The problem: Transcribe each record below word for word.

Items from a figure collection:
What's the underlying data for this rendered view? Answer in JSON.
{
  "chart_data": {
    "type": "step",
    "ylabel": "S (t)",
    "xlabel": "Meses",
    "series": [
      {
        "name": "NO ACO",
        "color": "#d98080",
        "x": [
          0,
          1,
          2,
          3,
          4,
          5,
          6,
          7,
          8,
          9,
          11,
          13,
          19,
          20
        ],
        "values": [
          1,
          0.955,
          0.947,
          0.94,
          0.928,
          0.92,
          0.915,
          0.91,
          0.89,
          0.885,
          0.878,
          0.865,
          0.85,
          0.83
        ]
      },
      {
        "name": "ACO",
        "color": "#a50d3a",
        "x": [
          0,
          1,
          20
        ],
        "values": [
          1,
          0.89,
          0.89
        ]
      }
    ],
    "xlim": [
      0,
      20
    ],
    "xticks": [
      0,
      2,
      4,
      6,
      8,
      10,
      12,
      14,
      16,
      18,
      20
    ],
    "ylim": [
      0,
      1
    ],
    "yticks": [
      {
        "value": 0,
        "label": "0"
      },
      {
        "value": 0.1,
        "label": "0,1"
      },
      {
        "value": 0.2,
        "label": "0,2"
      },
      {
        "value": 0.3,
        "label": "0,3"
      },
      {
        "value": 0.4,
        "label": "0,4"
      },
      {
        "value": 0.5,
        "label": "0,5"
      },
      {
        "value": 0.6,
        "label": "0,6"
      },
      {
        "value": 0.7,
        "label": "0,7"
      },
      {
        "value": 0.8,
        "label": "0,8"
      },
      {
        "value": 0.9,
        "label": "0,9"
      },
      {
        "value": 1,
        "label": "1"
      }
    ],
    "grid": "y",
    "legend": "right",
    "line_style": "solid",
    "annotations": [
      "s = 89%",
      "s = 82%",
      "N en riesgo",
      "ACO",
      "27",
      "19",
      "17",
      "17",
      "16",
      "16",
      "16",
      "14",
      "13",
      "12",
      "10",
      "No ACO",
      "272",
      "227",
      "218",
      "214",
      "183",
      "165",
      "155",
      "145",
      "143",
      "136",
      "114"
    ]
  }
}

Solved exercise:
What's the underlying data for this rendered view? Answer in JSON.
{
  "chart_data": {
    "type": "step",
    "ylabel": "S (t)",
    "xlabel": "Meses",
    "series": [
      {
        "name": "NO ACO",
        "color": "#d98080",
        "x": [
          0,
          1,
          2,
          3,
          4,
          5,
          6,
          7,
          8,
          9,
          11,
          13,
          19,
          20
        ],
        "values": [
          1,
          0.955,
          0.947,
          0.94,
          0.928,
          0.92,
          0.915,
          0.91,
          0.89,
          0.885,
          0.878,
          0.865,
          0.85,
          0.83
        ]
      },
      {
        "name": "ACO",
        "color": "#a50d3a",
        "x": [
          0,
          1,
          20
        ],
        "values": [
          1,
          0.89,
          0.89
        ]
      }
    ],
    "xlim": [
      0,
      20
    ],
    "xticks": [
      0,
      2,
      4,
      6,
      8,
      10,
      12,
      14,
      16,
      18,
      20
    ],
    "ylim": [
      0,
      1
    ],
    "yticks": [
      {
        "value": 0,
        "label": "0"
      },
      {
        "value": 0.1,
        "label": "0,1"
      },
      {
        "value": 0.2,
        "label": "0,2"
      },
      {
        "value": 0.3,
        "label": "0,3"
      },
      {
        "value": 0.4,
        "label": "0,4"
      },
      {
        "value": 0.5,
        "label": "0,5"
      },
      {
        "value": 0.6,
        "label": "0,6"
      },
      {
        "value": 0.7,
        "label": "0,7"
      },
      {
        "value": 0.8,
        "label": "0,8"
      },
      {
        "value": 0.9,
        "label": "0,9"
      },
      {
        "value": 1,
        "label": "1"
      }
    ],
    "grid": "y",
    "legend": "right",
    "line_style": "solid",
    "annotations": [
      "s = 89%",
      "s = 82%",
      "N en riesgo",
      "ACO",
      "27",
      "19",
      "17",
      "17",
      "16",
      "16",
      "16",
      "14",
      "13",
      "12",
      "10",
      "No ACO",
      "272",
      "227",
      "218",
      "214",
      "183",
      "165",
      "155",
      "145",
      "143",
      "136",
      "114"
    ]
  }
}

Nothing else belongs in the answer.